## DIRECTIONS FOR THIS TASK
Pull every line with the word "COSPLAY" out of the entries below.

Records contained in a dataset
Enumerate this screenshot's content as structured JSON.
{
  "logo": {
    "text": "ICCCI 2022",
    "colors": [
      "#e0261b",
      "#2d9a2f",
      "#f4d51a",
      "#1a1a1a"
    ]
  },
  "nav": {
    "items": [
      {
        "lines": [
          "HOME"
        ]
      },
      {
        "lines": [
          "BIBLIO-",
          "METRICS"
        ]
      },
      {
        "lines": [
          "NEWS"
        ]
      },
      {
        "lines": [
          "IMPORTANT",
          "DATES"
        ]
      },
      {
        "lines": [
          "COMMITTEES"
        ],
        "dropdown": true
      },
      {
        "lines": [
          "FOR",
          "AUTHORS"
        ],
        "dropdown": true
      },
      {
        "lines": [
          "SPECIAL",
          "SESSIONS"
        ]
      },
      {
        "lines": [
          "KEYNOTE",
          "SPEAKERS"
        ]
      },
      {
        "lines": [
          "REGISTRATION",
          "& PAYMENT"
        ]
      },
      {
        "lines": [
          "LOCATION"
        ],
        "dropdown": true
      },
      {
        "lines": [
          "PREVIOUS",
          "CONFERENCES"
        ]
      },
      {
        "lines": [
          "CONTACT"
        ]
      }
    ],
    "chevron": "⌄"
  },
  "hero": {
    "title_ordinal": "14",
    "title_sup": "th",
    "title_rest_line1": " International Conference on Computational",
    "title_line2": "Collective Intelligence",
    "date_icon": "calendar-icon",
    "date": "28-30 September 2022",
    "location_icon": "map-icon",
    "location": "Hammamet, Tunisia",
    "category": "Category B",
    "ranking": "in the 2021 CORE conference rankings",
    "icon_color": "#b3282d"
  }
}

...

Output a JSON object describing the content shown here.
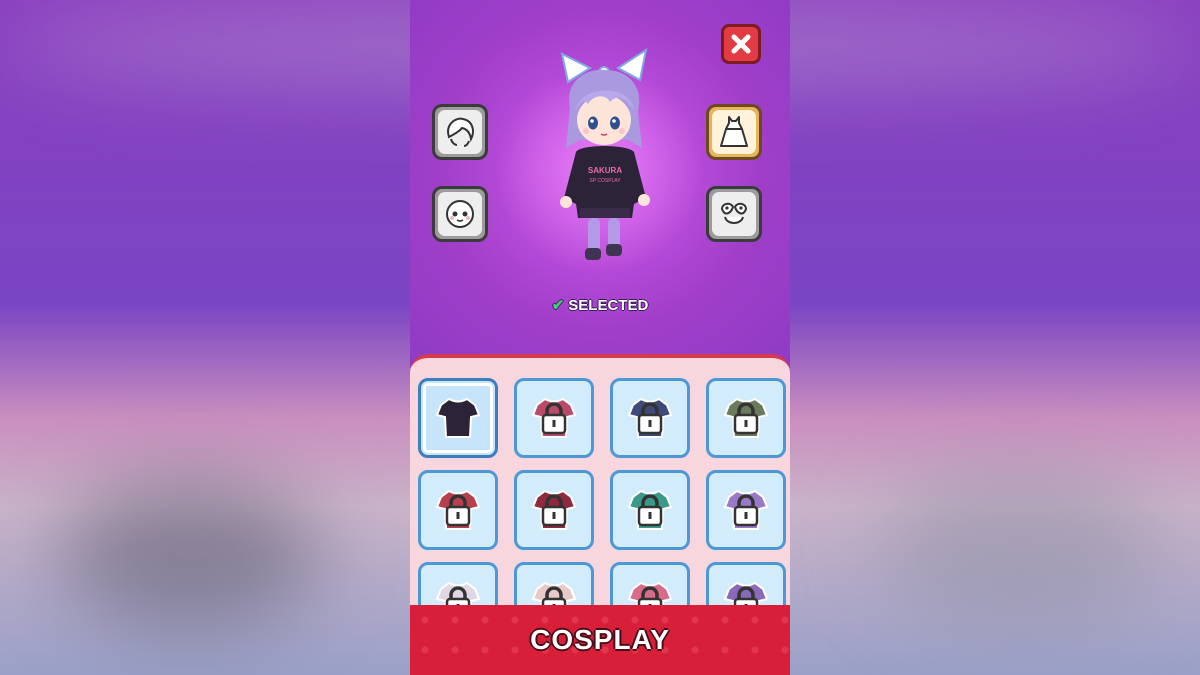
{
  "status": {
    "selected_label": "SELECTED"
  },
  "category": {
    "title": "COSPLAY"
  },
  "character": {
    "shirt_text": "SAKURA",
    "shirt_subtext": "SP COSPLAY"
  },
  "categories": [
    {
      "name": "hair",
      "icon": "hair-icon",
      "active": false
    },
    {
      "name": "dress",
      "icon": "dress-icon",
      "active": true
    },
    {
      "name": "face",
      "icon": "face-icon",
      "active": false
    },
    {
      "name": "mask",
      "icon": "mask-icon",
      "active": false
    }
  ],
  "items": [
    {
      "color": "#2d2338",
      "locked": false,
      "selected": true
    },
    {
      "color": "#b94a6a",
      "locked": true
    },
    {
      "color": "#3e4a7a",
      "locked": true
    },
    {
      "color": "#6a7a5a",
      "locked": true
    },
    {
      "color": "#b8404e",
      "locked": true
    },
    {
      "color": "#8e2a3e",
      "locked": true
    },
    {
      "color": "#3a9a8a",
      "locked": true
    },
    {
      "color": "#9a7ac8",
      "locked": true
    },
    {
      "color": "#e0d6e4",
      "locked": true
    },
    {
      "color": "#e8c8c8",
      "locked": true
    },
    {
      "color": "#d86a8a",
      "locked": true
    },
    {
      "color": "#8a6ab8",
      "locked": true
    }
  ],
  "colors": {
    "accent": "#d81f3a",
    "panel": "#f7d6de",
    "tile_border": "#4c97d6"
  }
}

## OUTPUT OF THE TASK
    "title": "COSPLAY"
    "shirt_subtext": "SP COSPLAY"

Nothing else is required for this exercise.